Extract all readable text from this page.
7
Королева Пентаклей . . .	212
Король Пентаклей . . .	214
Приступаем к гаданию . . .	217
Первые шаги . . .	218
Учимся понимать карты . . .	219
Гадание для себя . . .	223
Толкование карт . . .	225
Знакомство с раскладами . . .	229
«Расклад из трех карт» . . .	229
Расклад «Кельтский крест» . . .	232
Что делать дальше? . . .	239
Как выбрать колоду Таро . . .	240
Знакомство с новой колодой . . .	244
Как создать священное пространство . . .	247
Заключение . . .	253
--
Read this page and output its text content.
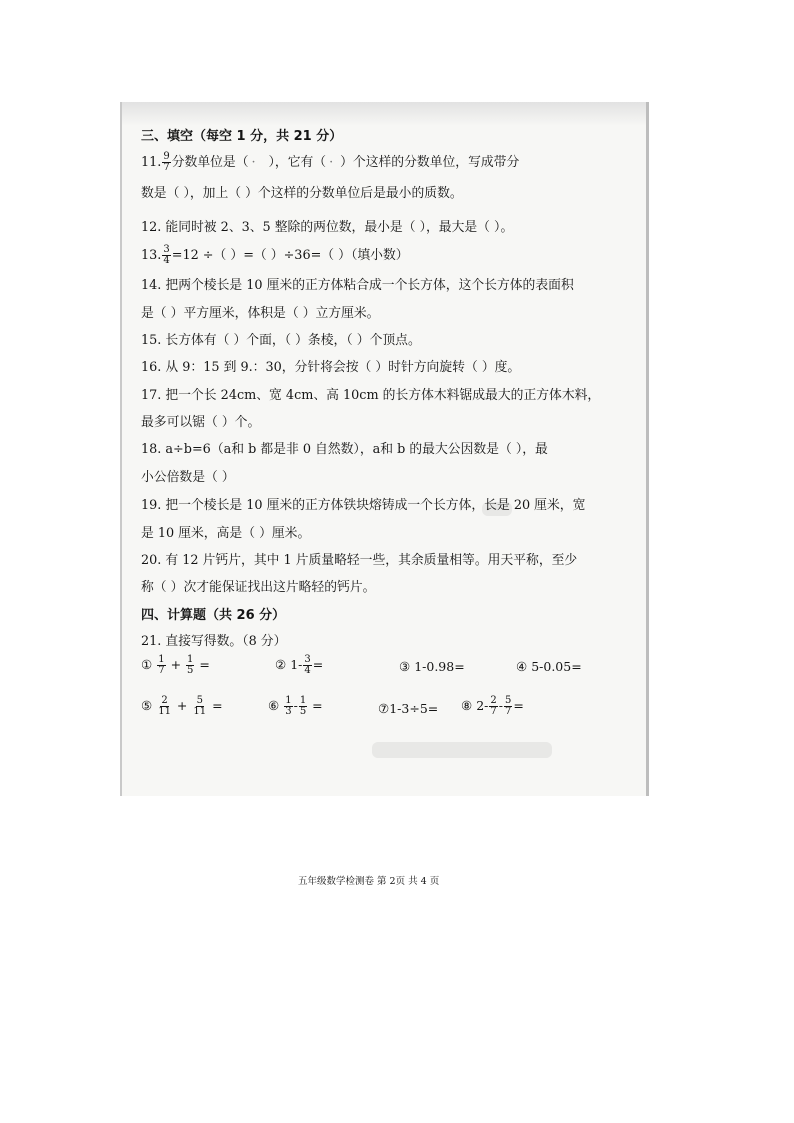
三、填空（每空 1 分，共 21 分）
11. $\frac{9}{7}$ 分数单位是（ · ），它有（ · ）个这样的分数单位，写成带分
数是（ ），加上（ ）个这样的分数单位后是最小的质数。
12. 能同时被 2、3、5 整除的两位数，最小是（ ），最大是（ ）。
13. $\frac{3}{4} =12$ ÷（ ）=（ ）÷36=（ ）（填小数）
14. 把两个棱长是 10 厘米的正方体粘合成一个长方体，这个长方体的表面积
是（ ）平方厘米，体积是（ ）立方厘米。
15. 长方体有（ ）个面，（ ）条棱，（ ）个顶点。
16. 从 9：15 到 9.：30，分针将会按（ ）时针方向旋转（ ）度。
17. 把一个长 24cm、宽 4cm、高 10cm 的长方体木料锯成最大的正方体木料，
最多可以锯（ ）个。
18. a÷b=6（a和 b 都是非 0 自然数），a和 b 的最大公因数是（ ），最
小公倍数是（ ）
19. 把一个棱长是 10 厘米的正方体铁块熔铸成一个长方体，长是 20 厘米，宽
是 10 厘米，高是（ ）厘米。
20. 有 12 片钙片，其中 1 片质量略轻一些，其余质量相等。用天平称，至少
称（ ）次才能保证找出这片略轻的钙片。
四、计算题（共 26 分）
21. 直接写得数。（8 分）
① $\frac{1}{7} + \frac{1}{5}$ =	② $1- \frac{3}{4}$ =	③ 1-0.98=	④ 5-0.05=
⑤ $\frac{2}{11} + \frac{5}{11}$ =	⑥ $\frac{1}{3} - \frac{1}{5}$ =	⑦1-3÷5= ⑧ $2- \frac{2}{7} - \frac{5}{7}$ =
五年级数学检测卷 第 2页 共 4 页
...
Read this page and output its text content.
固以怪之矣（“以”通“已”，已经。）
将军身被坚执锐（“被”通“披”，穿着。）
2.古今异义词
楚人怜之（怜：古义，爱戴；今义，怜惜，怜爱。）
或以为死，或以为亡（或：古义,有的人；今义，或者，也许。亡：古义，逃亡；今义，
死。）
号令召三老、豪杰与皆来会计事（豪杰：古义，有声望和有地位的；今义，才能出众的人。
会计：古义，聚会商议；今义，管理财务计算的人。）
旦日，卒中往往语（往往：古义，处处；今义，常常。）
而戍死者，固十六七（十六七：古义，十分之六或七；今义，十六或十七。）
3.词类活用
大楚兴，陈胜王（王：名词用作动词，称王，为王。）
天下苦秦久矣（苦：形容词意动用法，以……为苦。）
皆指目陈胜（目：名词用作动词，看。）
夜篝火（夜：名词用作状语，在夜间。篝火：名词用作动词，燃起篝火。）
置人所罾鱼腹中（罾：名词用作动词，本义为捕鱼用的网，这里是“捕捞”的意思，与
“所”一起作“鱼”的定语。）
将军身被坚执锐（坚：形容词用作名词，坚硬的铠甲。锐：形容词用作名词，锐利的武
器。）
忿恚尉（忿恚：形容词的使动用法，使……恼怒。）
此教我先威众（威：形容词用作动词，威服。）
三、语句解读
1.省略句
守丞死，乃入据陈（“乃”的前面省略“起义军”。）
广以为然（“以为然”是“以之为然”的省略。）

## Problem to work on
Pull out every line above that holds the word "frac".

## Expected output
11. $\frac{9}{7}$ 分数单位是（ · ），它有（ · ）个这样的分数单位，写成带分
13. $\frac{3}{4} =12$ ÷（ ）=（ ）÷36=（ ）（填小数）
① $\frac{1}{7} + \frac{1}{5}$ =	② $1- \frac{3}{4}$ =	③ 1-0.98=	④ 5-0.05=
⑤ $\frac{2}{11} + \frac{5}{11}$ =	⑥ $\frac{1}{3} - \frac{1}{5}$ =	⑦1-3÷5= ⑧ $2- \frac{2}{7} - \frac{5}{7}$ =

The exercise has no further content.